Les prix de la construction s’envolent : + 9,2% depuis octobre 2020 !

23/08/2022

Immoday

Olivier Toublan

3 min

Inflation, explosion des prix de l'énergie, pénurie de certains matériaux, les prix de la construction ont pris l'ascenseur. Le rythme de la hausse est inquiétant. Il pourrait impacter les investissements en faveur de la durabilité.

 

Commençons par la froideur des chiffres : sur un an, les prix de la construction ont renchéri de 7,7%, si l'on en croit les dernières données publiées par l’Office fédéral de la statistique (OFS). Depuis octobre 2020, la hausse est de 9,2%. Et même de 4,9% ces six derniers mois ! Bref, le rythme s'accélère.
 

Un constat encore plus inquiétant quand on met ces chiffres en perspective… D'abord, on n'avait jamais connu une progression aussi rapide depuis le début des mesures, en 1998. Sachant qu'entre 2010 et 2020, la hausse avait été d'à peine plus de 2%. Ensuite, presque 8% de hausse en un an, c'est plus du double de l'inflation, qui était de 3,4% en rythme annuel, en juin. Enfin, tous les secteurs de la construction sont touchés, le bâtiment comme le génie civil, mais aussi toutes les zones géographiques, puisque les prix ont augmenté dans toutes les grandes régions avec, néanmoins, des hausses un peu plus importantes en Suisse du Nord-Ouest et en Suisse centrale.

**Consigne 1:** Reproduisez l'article sur les prix de la construction depuis « Les prix de la construction s’envolent » jusqu'à « de la durabilité. ».
**Consigne 2:** Présentez sous forme de liste le paragraphe de l'article sur les prix de la construction qui commence par « Un constat encore plus inquiétant », en conservant ses faits essentiels.
**Consigne 3:** D'après l'article sur les prix de la construction, quelle a été la hausse des prix au cours des six derniers mois ?
Servez-vous uniquement de l'article sur les prix de la construction.

**Lignes de données:**
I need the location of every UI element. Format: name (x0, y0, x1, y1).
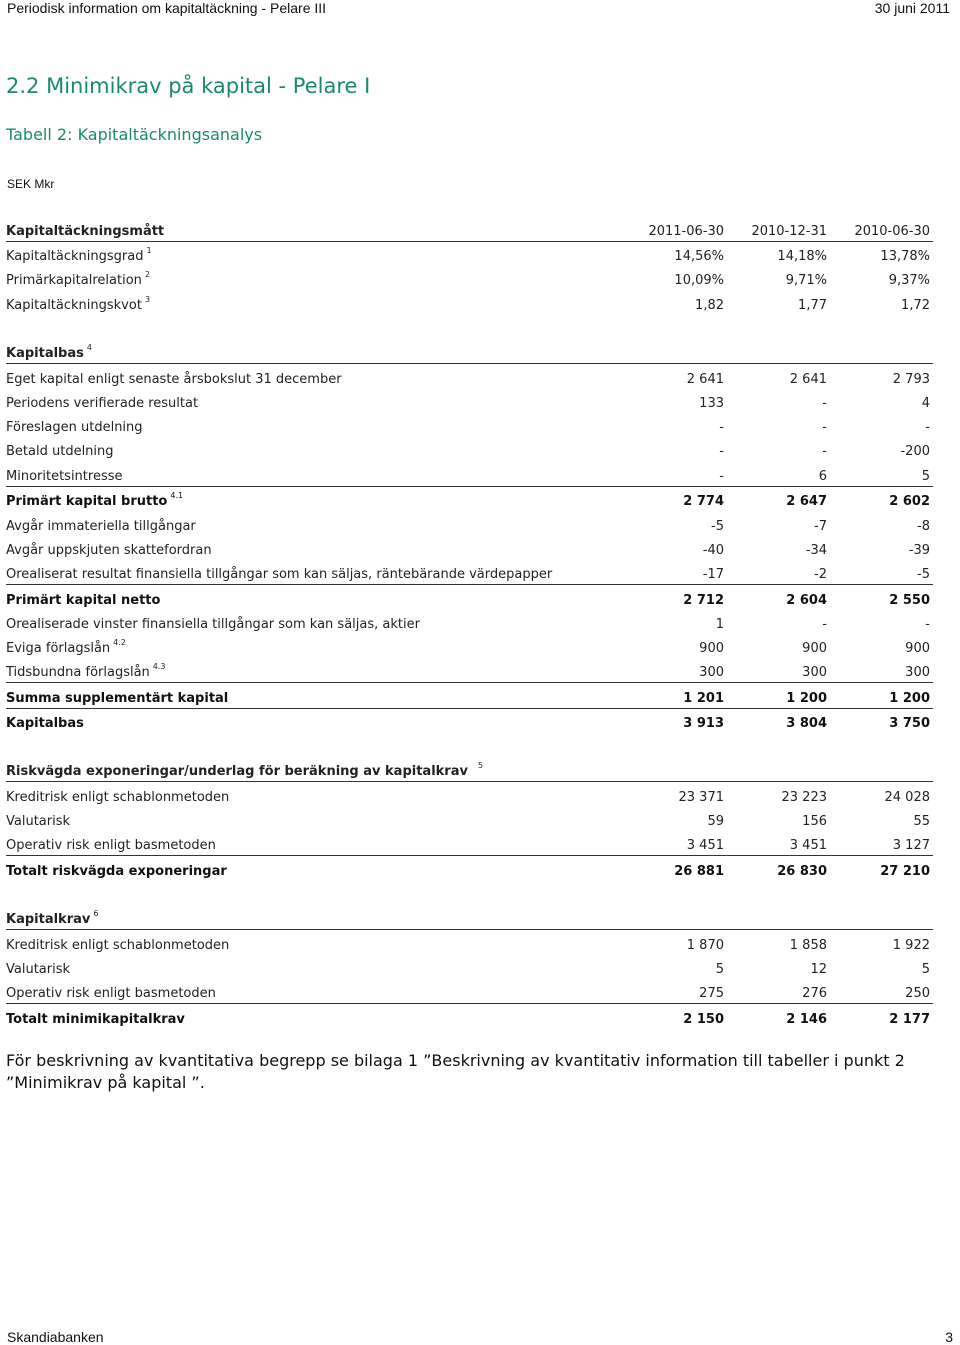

**Réponse rédigée 1:**
Les prix de la construction s’envolent : + 9,2% depuis octobre 2020 !

23/08/2022

Immoday

Olivier Toublan

3 min

Inflation, explosion des prix de l'énergie, pénurie de certains matériaux, les prix de la construction ont pris l'ascenseur. Le rythme de la hausse est inquiétant. Il pourrait impacter les investissements en faveur de la durabilité.

**Réponse rédigée 2:**
- Hausse la plus rapide depuis le début des mesures, en 1998, alors qu'entre 2010 et 2020 elle avait été d'à peine plus de 2 %.
- Près de 8 % de hausse en un an, soit plus du double de l'inflation, qui était de 3,4 % en rythme annuel en juin.
- Tous les secteurs touchés, le bâtiment comme le génie civil.
- Toutes les grandes régions concernées, avec des hausses un peu plus importantes en Suisse du Nord-Ouest et en Suisse centrale.

**Réponse rédigée 3:** 4,9 %.